Exercise prompt
Every entry here needs to be repeated exactly.

========================

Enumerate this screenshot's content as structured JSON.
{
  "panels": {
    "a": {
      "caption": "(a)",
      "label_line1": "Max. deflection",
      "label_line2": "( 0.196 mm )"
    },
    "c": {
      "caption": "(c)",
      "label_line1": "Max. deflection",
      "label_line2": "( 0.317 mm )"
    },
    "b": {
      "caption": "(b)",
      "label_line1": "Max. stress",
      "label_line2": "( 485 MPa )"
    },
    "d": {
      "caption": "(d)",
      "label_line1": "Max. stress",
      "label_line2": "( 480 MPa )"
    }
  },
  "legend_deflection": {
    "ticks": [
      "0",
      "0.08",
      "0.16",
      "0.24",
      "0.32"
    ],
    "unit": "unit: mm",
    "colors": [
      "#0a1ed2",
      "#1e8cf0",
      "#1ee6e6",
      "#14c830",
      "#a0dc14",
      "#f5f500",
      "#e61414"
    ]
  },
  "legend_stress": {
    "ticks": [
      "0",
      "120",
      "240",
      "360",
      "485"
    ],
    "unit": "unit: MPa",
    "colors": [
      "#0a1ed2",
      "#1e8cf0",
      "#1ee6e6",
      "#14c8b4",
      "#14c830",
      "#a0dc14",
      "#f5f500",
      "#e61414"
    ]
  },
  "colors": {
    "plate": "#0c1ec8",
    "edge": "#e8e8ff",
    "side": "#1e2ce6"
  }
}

========================

Result
Enumerate this screenshot's content as structured JSON.
{
  "panels": {
    "a": {
      "caption": "(a)",
      "label_line1": "Max. deflection",
      "label_line2": "( 0.196 mm )"
    },
    "c": {
      "caption": "(c)",
      "label_line1": "Max. deflection",
      "label_line2": "( 0.317 mm )"
    },
    "b": {
      "caption": "(b)",
      "label_line1": "Max. stress",
      "label_line2": "( 485 MPa )"
    },
    "d": {
      "caption": "(d)",
      "label_line1": "Max. stress",
      "label_line2": "( 480 MPa )"
    }
  },
  "legend_deflection": {
    "ticks": [
      "0",
      "0.08",
      "0.16",
      "0.24",
      "0.32"
    ],
    "unit": "unit: mm",
    "colors": [
      "#0a1ed2",
      "#1e8cf0",
      "#1ee6e6",
      "#14c830",
      "#a0dc14",
      "#f5f500",
      "#e61414"
    ]
  },
  "legend_stress": {
    "ticks": [
      "0",
      "120",
      "240",
      "360",
      "485"
    ],
    "unit": "unit: MPa",
    "colors": [
      "#0a1ed2",
      "#1e8cf0",
      "#1ee6e6",
      "#14c8b4",
      "#14c830",
      "#a0dc14",
      "#f5f500",
      "#e61414"
    ]
  },
  "colors": {
    "plate": "#0c1ec8",
    "edge": "#e8e8ff",
    "side": "#1e2ce6"
  }
}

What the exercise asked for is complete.